** WORK REQUIRED **
Reproduce all entries word for word.

(Stored records)
↓

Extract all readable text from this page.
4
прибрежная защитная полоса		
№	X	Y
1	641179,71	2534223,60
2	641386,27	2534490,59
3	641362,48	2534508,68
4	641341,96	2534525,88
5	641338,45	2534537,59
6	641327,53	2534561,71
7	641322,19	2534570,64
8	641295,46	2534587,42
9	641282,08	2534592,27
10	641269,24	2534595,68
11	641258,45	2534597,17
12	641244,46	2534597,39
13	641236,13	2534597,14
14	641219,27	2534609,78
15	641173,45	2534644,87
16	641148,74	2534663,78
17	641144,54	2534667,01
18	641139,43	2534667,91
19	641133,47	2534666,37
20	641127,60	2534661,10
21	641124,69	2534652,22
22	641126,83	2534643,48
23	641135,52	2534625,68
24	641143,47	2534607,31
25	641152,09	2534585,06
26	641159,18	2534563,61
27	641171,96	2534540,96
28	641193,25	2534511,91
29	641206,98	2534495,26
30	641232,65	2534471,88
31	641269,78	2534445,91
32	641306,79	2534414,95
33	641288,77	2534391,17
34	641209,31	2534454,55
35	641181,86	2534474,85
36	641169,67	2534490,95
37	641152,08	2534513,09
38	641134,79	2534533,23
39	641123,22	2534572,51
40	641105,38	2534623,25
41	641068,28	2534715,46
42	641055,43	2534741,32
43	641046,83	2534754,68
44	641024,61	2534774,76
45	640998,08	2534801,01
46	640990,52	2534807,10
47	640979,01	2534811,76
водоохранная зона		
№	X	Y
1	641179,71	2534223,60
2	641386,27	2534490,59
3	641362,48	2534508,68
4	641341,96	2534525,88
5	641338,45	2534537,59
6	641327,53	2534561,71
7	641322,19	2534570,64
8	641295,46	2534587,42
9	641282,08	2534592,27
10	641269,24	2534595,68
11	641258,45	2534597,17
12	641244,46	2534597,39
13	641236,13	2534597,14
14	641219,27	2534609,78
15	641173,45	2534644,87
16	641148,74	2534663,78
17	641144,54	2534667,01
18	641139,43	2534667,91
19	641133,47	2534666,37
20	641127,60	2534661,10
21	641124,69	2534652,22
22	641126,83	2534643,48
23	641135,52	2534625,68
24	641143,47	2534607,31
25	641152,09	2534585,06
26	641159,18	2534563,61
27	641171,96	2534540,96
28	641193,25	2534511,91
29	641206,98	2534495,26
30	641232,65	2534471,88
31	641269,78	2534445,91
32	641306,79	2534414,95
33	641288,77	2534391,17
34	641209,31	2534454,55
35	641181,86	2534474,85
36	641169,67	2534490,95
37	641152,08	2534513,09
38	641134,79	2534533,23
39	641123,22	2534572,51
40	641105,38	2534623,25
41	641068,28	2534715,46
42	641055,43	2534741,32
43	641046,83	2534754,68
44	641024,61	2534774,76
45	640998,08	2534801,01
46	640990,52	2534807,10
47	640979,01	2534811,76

↑

** EXERCISE RESPONSE **
Extract all readable text from this page.
4
прибрежная защитная полоса		
№	X	Y
1	641179,71	2534223,60
2	641386,27	2534490,59
3	641362,48	2534508,68
4	641341,96	2534525,88
5	641338,45	2534537,59
6	641327,53	2534561,71
7	641322,19	2534570,64
8	641295,46	2534587,42
9	641282,08	2534592,27
10	641269,24	2534595,68
11	641258,45	2534597,17
12	641244,46	2534597,39
13	641236,13	2534597,14
14	641219,27	2534609,78
15	641173,45	2534644,87
16	641148,74	2534663,78
17	641144,54	2534667,01
18	641139,43	2534667,91
19	641133,47	2534666,37
20	641127,60	2534661,10
21	641124,69	2534652,22
22	641126,83	2534643,48
23	641135,52	2534625,68
24	641143,47	2534607,31
25	641152,09	2534585,06
26	641159,18	2534563,61
27	641171,96	2534540,96
28	641193,25	2534511,91
29	641206,98	2534495,26
30	641232,65	2534471,88
31	641269,78	2534445,91
32	641306,79	2534414,95
33	641288,77	2534391,17
34	641209,31	2534454,55
35	641181,86	2534474,85
36	641169,67	2534490,95
37	641152,08	2534513,09
38	641134,79	2534533,23
39	641123,22	2534572,51
40	641105,38	2534623,25
41	641068,28	2534715,46
42	641055,43	2534741,32
43	641046,83	2534754,68
44	641024,61	2534774,76
45	640998,08	2534801,01
46	640990,52	2534807,10
47	640979,01	2534811,76
водоохранная зона		
№	X	Y
1	641179,71	2534223,60
2	641386,27	2534490,59
3	641362,48	2534508,68
4	641341,96	2534525,88
5	641338,45	2534537,59
6	641327,53	2534561,71
7	641322,19	2534570,64
8	641295,46	2534587,42
9	641282,08	2534592,27
10	641269,24	2534595,68
11	641258,45	2534597,17
12	641244,46	2534597,39
13	641236,13	2534597,14
14	641219,27	2534609,78
15	641173,45	2534644,87
16	641148,74	2534663,78
17	641144,54	2534667,01
18	641139,43	2534667,91
19	641133,47	2534666,37
20	641127,60	2534661,10
21	641124,69	2534652,22
22	641126,83	2534643,48
23	641135,52	2534625,68
24	641143,47	2534607,31
25	641152,09	2534585,06
26	641159,18	2534563,61
27	641171,96	2534540,96
28	641193,25	2534511,91
29	641206,98	2534495,26
30	641232,65	2534471,88
31	641269,78	2534445,91
32	641306,79	2534414,95
33	641288,77	2534391,17
34	641209,31	2534454,55
35	641181,86	2534474,85
36	641169,67	2534490,95
37	641152,08	2534513,09
38	641134,79	2534533,23
39	641123,22	2534572,51
40	641105,38	2534623,25
41	641068,28	2534715,46
42	641055,43	2534741,32
43	641046,83	2534754,68
44	641024,61	2534774,76
45	640998,08	2534801,01
46	640990,52	2534807,10
47	640979,01	2534811,76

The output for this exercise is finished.